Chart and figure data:

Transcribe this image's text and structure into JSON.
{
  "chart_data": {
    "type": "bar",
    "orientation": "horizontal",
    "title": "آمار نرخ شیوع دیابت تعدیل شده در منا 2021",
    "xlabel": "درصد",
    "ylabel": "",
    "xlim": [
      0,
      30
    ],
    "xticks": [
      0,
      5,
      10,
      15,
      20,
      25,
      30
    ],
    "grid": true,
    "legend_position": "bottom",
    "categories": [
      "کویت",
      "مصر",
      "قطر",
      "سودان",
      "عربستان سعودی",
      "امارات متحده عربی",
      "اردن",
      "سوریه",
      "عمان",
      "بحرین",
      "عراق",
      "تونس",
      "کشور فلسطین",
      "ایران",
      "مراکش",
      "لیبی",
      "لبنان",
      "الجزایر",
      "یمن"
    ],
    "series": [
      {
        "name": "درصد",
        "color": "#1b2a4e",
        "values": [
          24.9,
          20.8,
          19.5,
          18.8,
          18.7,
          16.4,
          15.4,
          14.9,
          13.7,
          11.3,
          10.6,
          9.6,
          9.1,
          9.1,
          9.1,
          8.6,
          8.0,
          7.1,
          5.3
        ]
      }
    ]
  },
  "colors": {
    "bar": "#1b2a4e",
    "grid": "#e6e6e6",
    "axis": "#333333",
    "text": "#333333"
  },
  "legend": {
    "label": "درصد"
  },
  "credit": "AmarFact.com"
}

**STATED PROBLEM:** Word for word, restate all of the data shown above.

**ANSWER TO THE TASK:**
Transcribe this image's text and structure into JSON.
{
  "chart_data": {
    "type": "bar",
    "orientation": "horizontal",
    "title": "آمار نرخ شیوع دیابت تعدیل شده در منا 2021",
    "xlabel": "درصد",
    "ylabel": "",
    "xlim": [
      0,
      30
    ],
    "xticks": [
      0,
      5,
      10,
      15,
      20,
      25,
      30
    ],
    "grid": true,
    "legend_position": "bottom",
    "categories": [
      "کویت",
      "مصر",
      "قطر",
      "سودان",
      "عربستان سعودی",
      "امارات متحده عربی",
      "اردن",
      "سوریه",
      "عمان",
      "بحرین",
      "عراق",
      "تونس",
      "کشور فلسطین",
      "ایران",
      "مراکش",
      "لیبی",
      "لبنان",
      "الجزایر",
      "یمن"
    ],
    "series": [
      {
        "name": "درصد",
        "color": "#1b2a4e",
        "values": [
          24.9,
          20.8,
          19.5,
          18.8,
          18.7,
          16.4,
          15.4,
          14.9,
          13.7,
          11.3,
          10.6,
          9.6,
          9.1,
          9.1,
          9.1,
          8.6,
          8.0,
          7.1,
          5.3
        ]
      }
    ]
  },
  "colors": {
    "bar": "#1b2a4e",
    "grid": "#e6e6e6",
    "axis": "#333333",
    "text": "#333333"
  },
  "legend": {
    "label": "درصد"
  },
  "credit": "AmarFact.com"
}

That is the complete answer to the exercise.